[Dataset records]
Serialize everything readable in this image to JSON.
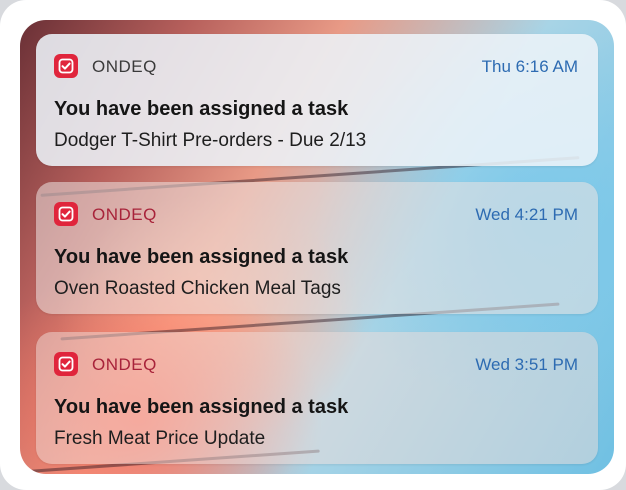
{
  "notifications": [
    {
      "app_icon": "checkmark-icon",
      "app_name": "ONDEQ",
      "time": "Thu 6:16 AM",
      "title": "You have been assigned a task",
      "body": "Dodger T-Shirt Pre-orders - Due 2/13"
    },
    {
      "app_icon": "checkmark-icon",
      "app_name": "ONDEQ",
      "time": "Wed 4:21 PM",
      "title": "You have been assigned a task",
      "body": "Oven Roasted Chicken Meal Tags"
    },
    {
      "app_icon": "checkmark-icon",
      "app_name": "ONDEQ",
      "time": "Wed 3:51 PM",
      "title": "You have been assigned a task",
      "body": "Fresh Meat Price Update"
    }
  ],
  "colors": {
    "app_icon_bg": "#e0253c",
    "timestamp": "#2d6bb2"
  }
}
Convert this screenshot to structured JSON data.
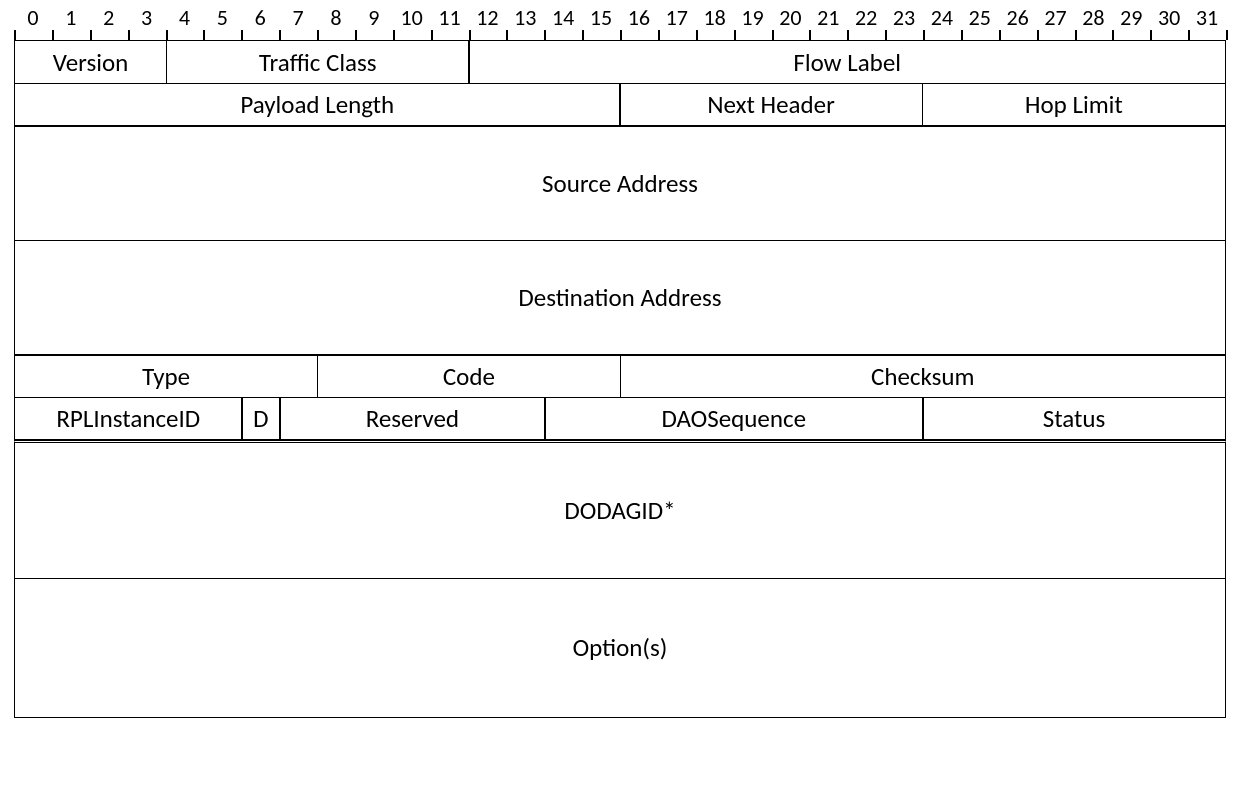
{
  "ruler": {
    "bits": 32,
    "labels": [
      "0",
      "1",
      "2",
      "3",
      "4",
      "5",
      "6",
      "7",
      "8",
      "9",
      "10",
      "11",
      "12",
      "13",
      "14",
      "15",
      "16",
      "17",
      "18",
      "19",
      "20",
      "21",
      "22",
      "23",
      "24",
      "25",
      "26",
      "27",
      "28",
      "29",
      "30",
      "31"
    ]
  },
  "rows": [
    {
      "height": "h-normal",
      "cells": [
        {
          "label": "Version",
          "bits": 4
        },
        {
          "label": "Traffic Class",
          "bits": 8
        },
        {
          "label": "Flow Label",
          "bits": 20
        }
      ]
    },
    {
      "height": "h-normal",
      "cells": [
        {
          "label": "Payload Length",
          "bits": 16
        },
        {
          "label": "Next Header",
          "bits": 8
        },
        {
          "label": "Hop Limit",
          "bits": 8
        }
      ]
    },
    {
      "height": "h-big",
      "cells": [
        {
          "label": "Source Address",
          "bits": 32
        }
      ]
    },
    {
      "height": "h-big",
      "cells": [
        {
          "label": "Destination Address",
          "bits": 32
        }
      ]
    },
    {
      "height": "h-normal",
      "cells": [
        {
          "label": "Type",
          "bits": 8
        },
        {
          "label": "Code",
          "bits": 8
        },
        {
          "label": "Checksum",
          "bits": 16
        }
      ]
    },
    {
      "height": "h-normal",
      "cells": [
        {
          "label": "RPLInstanceID",
          "bits": 6
        },
        {
          "label": "D",
          "bits": 1
        },
        {
          "label": "Reserved",
          "bits": 7
        },
        {
          "label": "DAOSequence",
          "bits": 10
        },
        {
          "label": "Status",
          "bits": 8
        }
      ]
    },
    {
      "height": "h-biggest",
      "doubleTop": true,
      "cells": [
        {
          "label": "DODAGID*",
          "bits": 32
        }
      ]
    },
    {
      "height": "h-biggest",
      "cells": [
        {
          "label": "Option(s)",
          "bits": 32
        }
      ]
    }
  ]
}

# OBJECTIVE
Going through the entries above, report how many lines include the string "this". The number alone is the answer.

# TASK RESPONSE
2